**Given data:**
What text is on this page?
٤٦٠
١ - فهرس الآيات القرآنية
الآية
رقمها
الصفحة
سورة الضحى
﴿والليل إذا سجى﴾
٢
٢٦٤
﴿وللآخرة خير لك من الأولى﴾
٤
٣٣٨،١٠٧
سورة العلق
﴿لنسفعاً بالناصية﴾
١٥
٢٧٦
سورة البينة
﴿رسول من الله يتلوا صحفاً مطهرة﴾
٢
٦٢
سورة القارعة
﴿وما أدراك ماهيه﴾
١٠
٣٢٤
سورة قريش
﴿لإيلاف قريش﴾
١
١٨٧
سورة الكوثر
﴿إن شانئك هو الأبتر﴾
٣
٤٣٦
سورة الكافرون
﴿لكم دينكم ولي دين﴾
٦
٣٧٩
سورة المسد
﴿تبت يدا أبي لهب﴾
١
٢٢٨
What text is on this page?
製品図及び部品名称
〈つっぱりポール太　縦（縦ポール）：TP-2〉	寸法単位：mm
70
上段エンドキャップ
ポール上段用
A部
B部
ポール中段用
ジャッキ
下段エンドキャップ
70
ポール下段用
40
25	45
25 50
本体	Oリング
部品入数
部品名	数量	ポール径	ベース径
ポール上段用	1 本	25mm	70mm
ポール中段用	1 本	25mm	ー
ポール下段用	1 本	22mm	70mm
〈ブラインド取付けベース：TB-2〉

**Your task:**
Transcribe each entry exactly.

**Exercise response:**
What text is on this page?
٤٦٠
١ - فهرس الآيات القرآنية
الآية
رقمها
الصفحة
سورة الضحى
﴿والليل إذا سجى﴾
٢
٢٦٤
﴿وللآخرة خير لك من الأولى﴾
٤
٣٣٨،١٠٧
سورة العلق
﴿لنسفعاً بالناصية﴾
١٥
٢٧٦
سورة البينة
﴿رسول من الله يتلوا صحفاً مطهرة﴾
٢
٦٢
سورة القارعة
﴿وما أدراك ماهيه﴾
١٠
٣٢٤
سورة قريش
﴿لإيلاف قريش﴾
١
١٨٧
سورة الكوثر
﴿إن شانئك هو الأبتر﴾
٣
٤٣٦
سورة الكافرون
﴿لكم دينكم ولي دين﴾
٦
٣٧٩
سورة المسد
﴿تبت يدا أبي لهب﴾
١
٢٢٨
What text is on this page?
製品図及び部品名称
〈つっぱりポール太　縦（縦ポール）：TP-2〉	寸法単位：mm
70
上段エンドキャップ
ポール上段用
A部
B部
ポール中段用
ジャッキ
下段エンドキャップ
70
ポール下段用
40
25	45
25 50
本体	Oリング
部品入数
部品名	数量	ポール径	ベース径
ポール上段用	1 本	25mm	70mm
ポール中段用	1 本	25mm	ー
ポール下段用	1 本	22mm	70mm
〈ブラインド取付けベース：TB-2〉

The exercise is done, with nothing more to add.